[Collected data]
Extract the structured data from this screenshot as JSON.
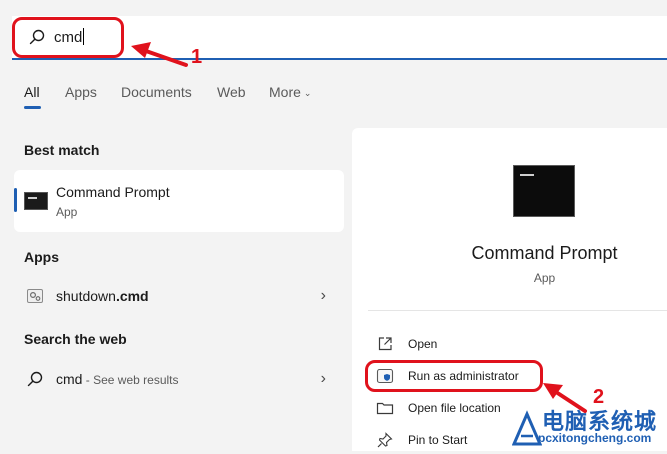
{
  "search": {
    "query": "cmd"
  },
  "tabs": [
    {
      "label": "All",
      "active": true
    },
    {
      "label": "Apps"
    },
    {
      "label": "Documents"
    },
    {
      "label": "Web"
    },
    {
      "label": "More"
    }
  ],
  "left": {
    "best_match_header": "Best match",
    "best_match": {
      "title": "Command Prompt",
      "subtitle": "App"
    },
    "apps_header": "Apps",
    "app_result": {
      "name": "shutdown",
      "ext": ".cmd"
    },
    "web_header": "Search the web",
    "web_result": {
      "query": "cmd",
      "suffix": " - See web results"
    }
  },
  "detail": {
    "title": "Command Prompt",
    "subtitle": "App",
    "actions": [
      {
        "label": "Open",
        "icon": "open-external-icon"
      },
      {
        "label": "Run as administrator",
        "icon": "shield-icon"
      },
      {
        "label": "Open file location",
        "icon": "folder-icon"
      },
      {
        "label": "Pin to Start",
        "icon": "pin-icon"
      }
    ]
  },
  "annotations": {
    "step1": "1",
    "step2": "2"
  },
  "watermark": {
    "main": "电脑系统城",
    "sub": "pcxitongcheng.com"
  },
  "colors": {
    "accent": "#1f5fb3",
    "annotation": "#e0121c"
  }
}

- [Stated problem]: The records above are to be reproduced exactly; the pictures are to be left out.

- [Output of the task]:
Extract the structured data from this screenshot as JSON.
{
  "search": {
    "query": "cmd"
  },
  "tabs": [
    {
      "label": "All",
      "active": true
    },
    {
      "label": "Apps"
    },
    {
      "label": "Documents"
    },
    {
      "label": "Web"
    },
    {
      "label": "More"
    }
  ],
  "left": {
    "best_match_header": "Best match",
    "best_match": {
      "title": "Command Prompt",
      "subtitle": "App"
    },
    "apps_header": "Apps",
    "app_result": {
      "name": "shutdown",
      "ext": ".cmd"
    },
    "web_header": "Search the web",
    "web_result": {
      "query": "cmd",
      "suffix": " - See web results"
    }
  },
  "detail": {
    "title": "Command Prompt",
    "subtitle": "App",
    "actions": [
      {
        "label": "Open",
        "icon": "open-external-icon"
      },
      {
        "label": "Run as administrator",
        "icon": "shield-icon"
      },
      {
        "label": "Open file location",
        "icon": "folder-icon"
      },
      {
        "label": "Pin to Start",
        "icon": "pin-icon"
      }
    ]
  },
  "annotations": {
    "step1": "1",
    "step2": "2"
  },
  "watermark": {
    "main": "电脑系统城",
    "sub": "pcxitongcheng.com"
  },
  "colors": {
    "accent": "#1f5fb3",
    "annotation": "#e0121c"
  }
}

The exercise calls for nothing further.